# Aim
All lines in the data bearing the string "случае" should be identified and copied.

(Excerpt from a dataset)
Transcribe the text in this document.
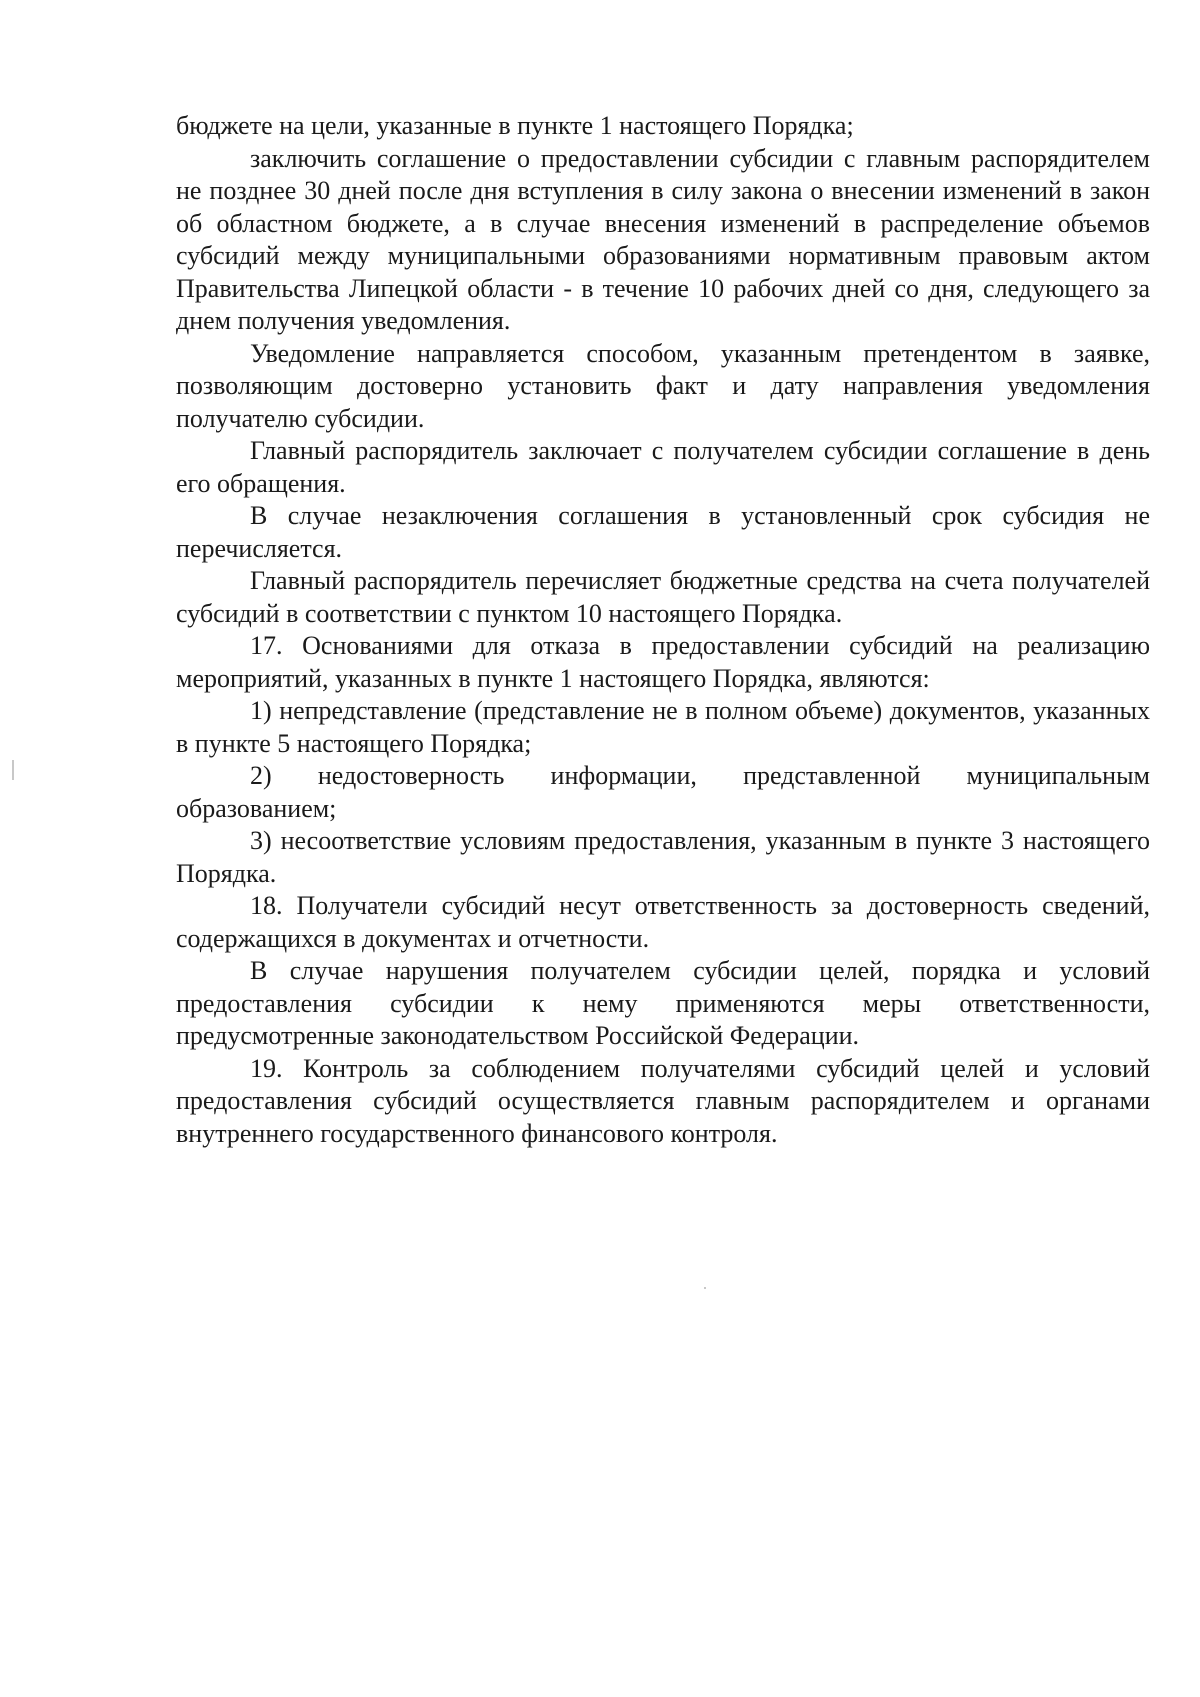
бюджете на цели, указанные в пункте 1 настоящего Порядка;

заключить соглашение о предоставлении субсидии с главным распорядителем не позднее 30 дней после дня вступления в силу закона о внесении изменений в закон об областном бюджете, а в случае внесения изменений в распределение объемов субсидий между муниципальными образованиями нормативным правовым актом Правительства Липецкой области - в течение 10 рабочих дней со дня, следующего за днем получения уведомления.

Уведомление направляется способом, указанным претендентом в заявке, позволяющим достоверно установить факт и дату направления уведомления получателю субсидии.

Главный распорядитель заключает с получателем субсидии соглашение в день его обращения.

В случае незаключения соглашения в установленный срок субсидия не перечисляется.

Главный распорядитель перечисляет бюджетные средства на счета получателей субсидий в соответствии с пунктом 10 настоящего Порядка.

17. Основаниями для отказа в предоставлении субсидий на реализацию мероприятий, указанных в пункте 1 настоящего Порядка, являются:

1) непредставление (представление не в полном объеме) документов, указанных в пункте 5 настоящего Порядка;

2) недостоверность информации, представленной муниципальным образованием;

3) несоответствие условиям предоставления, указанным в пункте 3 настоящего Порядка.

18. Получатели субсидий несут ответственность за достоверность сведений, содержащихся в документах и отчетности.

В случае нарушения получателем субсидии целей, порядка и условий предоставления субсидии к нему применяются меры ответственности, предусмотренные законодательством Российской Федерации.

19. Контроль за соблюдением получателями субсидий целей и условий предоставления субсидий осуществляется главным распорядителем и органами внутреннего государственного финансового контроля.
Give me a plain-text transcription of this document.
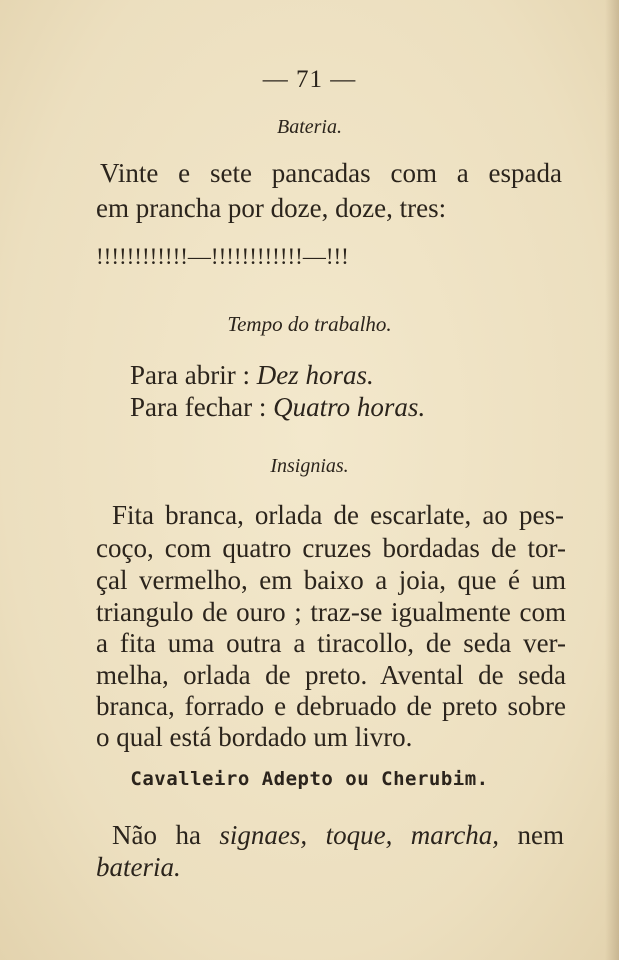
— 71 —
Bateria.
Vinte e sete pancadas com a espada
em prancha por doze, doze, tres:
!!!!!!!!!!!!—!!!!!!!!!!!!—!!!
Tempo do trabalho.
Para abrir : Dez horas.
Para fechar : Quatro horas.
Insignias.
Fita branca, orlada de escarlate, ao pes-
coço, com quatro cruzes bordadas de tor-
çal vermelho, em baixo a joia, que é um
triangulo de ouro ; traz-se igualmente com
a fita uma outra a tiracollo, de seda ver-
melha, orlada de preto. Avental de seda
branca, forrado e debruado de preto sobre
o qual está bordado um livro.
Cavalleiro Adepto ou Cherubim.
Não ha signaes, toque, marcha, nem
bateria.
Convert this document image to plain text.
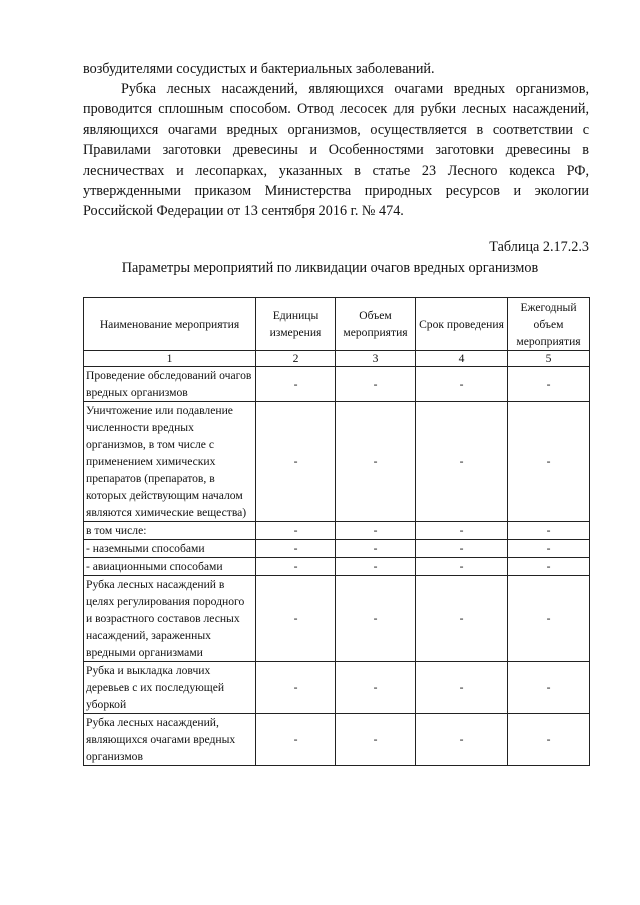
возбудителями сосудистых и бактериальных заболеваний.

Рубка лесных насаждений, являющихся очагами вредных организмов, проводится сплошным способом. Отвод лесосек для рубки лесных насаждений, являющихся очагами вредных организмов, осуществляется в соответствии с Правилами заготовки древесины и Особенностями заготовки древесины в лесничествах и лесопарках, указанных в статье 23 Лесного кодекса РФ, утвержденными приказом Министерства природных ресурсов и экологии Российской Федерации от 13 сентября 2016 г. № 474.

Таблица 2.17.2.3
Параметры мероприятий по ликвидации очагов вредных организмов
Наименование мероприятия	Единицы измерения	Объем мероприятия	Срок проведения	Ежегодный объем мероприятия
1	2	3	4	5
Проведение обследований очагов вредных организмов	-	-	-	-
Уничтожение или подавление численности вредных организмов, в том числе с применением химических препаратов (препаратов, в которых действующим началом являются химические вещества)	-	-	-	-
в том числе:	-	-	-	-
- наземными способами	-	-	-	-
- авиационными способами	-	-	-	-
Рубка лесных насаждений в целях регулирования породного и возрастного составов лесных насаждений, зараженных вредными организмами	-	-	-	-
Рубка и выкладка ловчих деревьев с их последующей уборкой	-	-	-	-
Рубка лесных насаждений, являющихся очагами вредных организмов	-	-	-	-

# Full answer
заключить соглашение о предоставлении субсидии с главным распорядителем не позднее 30 дней после дня вступления в силу закона о внесении изменений в закон об областном бюджете, а в случае внесения изменений в распределение объемов субсидий между муниципальными образованиями нормативным правовым актом Правительства Липецкой области - в течение 10 рабочих дней со дня, следующего за днем получения уведомления.
В случае незаключения соглашения в установленный срок субсидия не перечисляется.
В случае нарушения получателем субсидии целей, порядка и условий предоставления субсидии к нему применяются меры ответственности, предусмотренные законодательством Российской Федерации.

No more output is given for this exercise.